▶ **THE PROBLEM**:
Reproduce the full listing below unchanged, apart from the pictures.

▶ **RECORDS PROVIDED**:

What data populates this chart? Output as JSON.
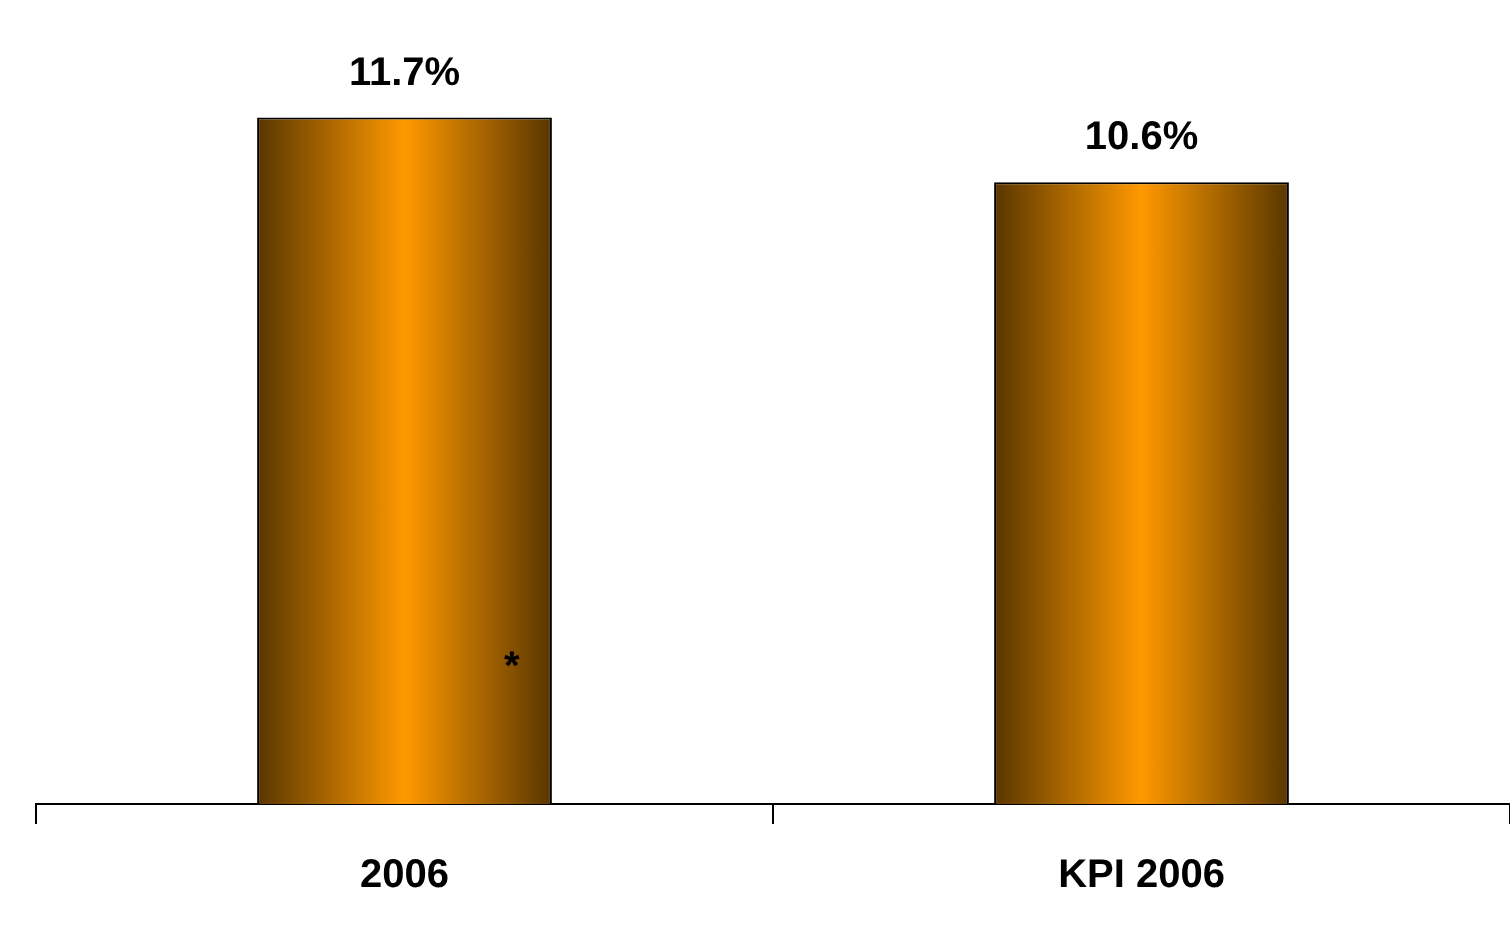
{
  "chart_data": {
    "type": "bar",
    "categories": [
      "2006",
      "KPI 2006"
    ],
    "values": [
      11.7,
      10.6
    ],
    "color": "#ff9900",
    "value_labels": [
      "11.7%",
      "10.6%"
    ],
    "grid": false,
    "legend": false,
    "annotations": [
      "*"
    ]
  }
}
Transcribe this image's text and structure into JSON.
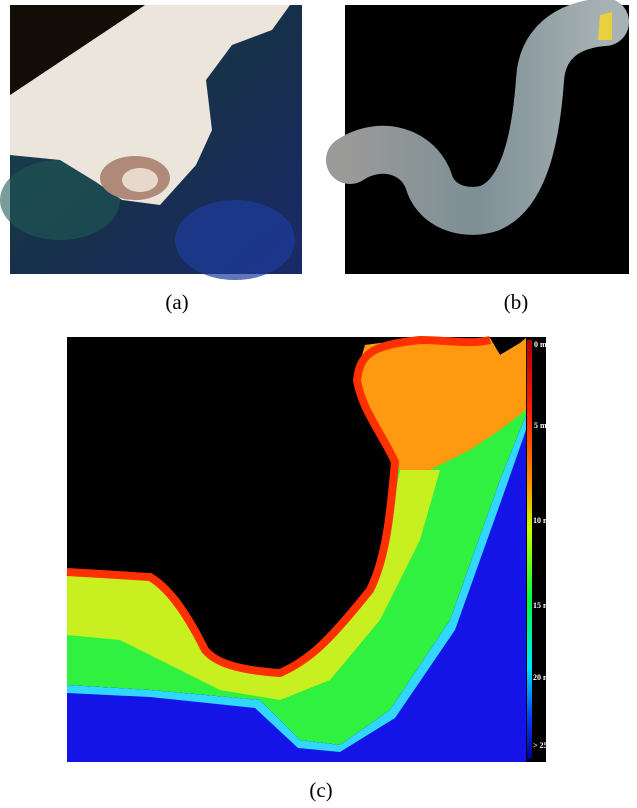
{
  "panels": [
    {
      "label": "(a)"
    },
    {
      "label": "(b)"
    },
    {
      "label": "(c)",
      "colorbar": {
        "labels": [
          "0 m",
          "5 m",
          "10 m",
          "15 m",
          "20 m",
          "> 25 m"
        ]
      }
    }
  ]
}
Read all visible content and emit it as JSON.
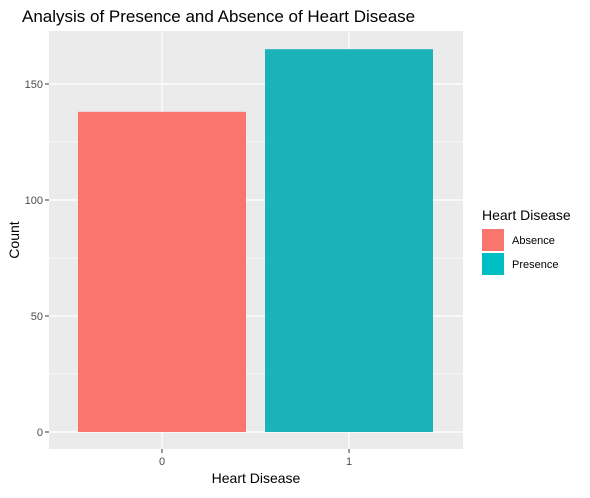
{
  "chart_data": {
    "type": "bar",
    "title": "Analysis of Presence and Absence of Heart Disease",
    "xlabel": "Heart Disease",
    "ylabel": "Count",
    "categories": [
      "0",
      "1"
    ],
    "values": [
      138,
      165
    ],
    "ylim": [
      0,
      170
    ],
    "yticks": [
      0,
      50,
      100,
      150
    ],
    "grid": true,
    "legend": {
      "title": "Heart Disease",
      "position": "right",
      "entries": [
        {
          "label": "Absence",
          "color": "#F8766D"
        },
        {
          "label": "Presence",
          "color": "#00BFC4"
        }
      ]
    },
    "colors": {
      "panel_background": "#EBEBEB",
      "grid_line": "#FFFFFF",
      "absence": "#F8766D",
      "presence": "#1AB3B9",
      "axis_text": "#4D4D4D",
      "title_text": "#000000"
    }
  }
}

▶ **COMPLETE ANSWER**:
What data populates this chart? Output as JSON.
{
  "chart_data": {
    "type": "bar",
    "categories": [
      "2006",
      "KPI 2006"
    ],
    "values": [
      11.7,
      10.6
    ],
    "color": "#ff9900",
    "value_labels": [
      "11.7%",
      "10.6%"
    ],
    "grid": false,
    "legend": false,
    "annotations": [
      "*"
    ]
  }
}
Transcribe this image's text and structure into JSON.
{
  "panels": [
    {
      "label": "(a)"
    },
    {
      "label": "(b)"
    },
    {
      "label": "(c)",
      "colorbar": {
        "labels": [
          "0 m",
          "5 m",
          "10 m",
          "15 m",
          "20 m",
          "> 25 m"
        ]
      }
    }
  ]
}
Read all visible content and emit it as JSON.
{
  "chart_data": {
    "type": "bar",
    "title": "Analysis of Presence and Absence of Heart Disease",
    "xlabel": "Heart Disease",
    "ylabel": "Count",
    "categories": [
      "0",
      "1"
    ],
    "values": [
      138,
      165
    ],
    "ylim": [
      0,
      170
    ],
    "yticks": [
      0,
      50,
      100,
      150
    ],
    "grid": true,
    "legend": {
      "title": "Heart Disease",
      "position": "right",
      "entries": [
        {
          "label": "Absence",
          "color": "#F8766D"
        },
        {
          "label": "Presence",
          "color": "#00BFC4"
        }
      ]
    },
    "colors": {
      "panel_background": "#EBEBEB",
      "grid_line": "#FFFFFF",
      "absence": "#F8766D",
      "presence": "#1AB3B9",
      "axis_text": "#4D4D4D",
      "title_text": "#000000"
    }
  }
}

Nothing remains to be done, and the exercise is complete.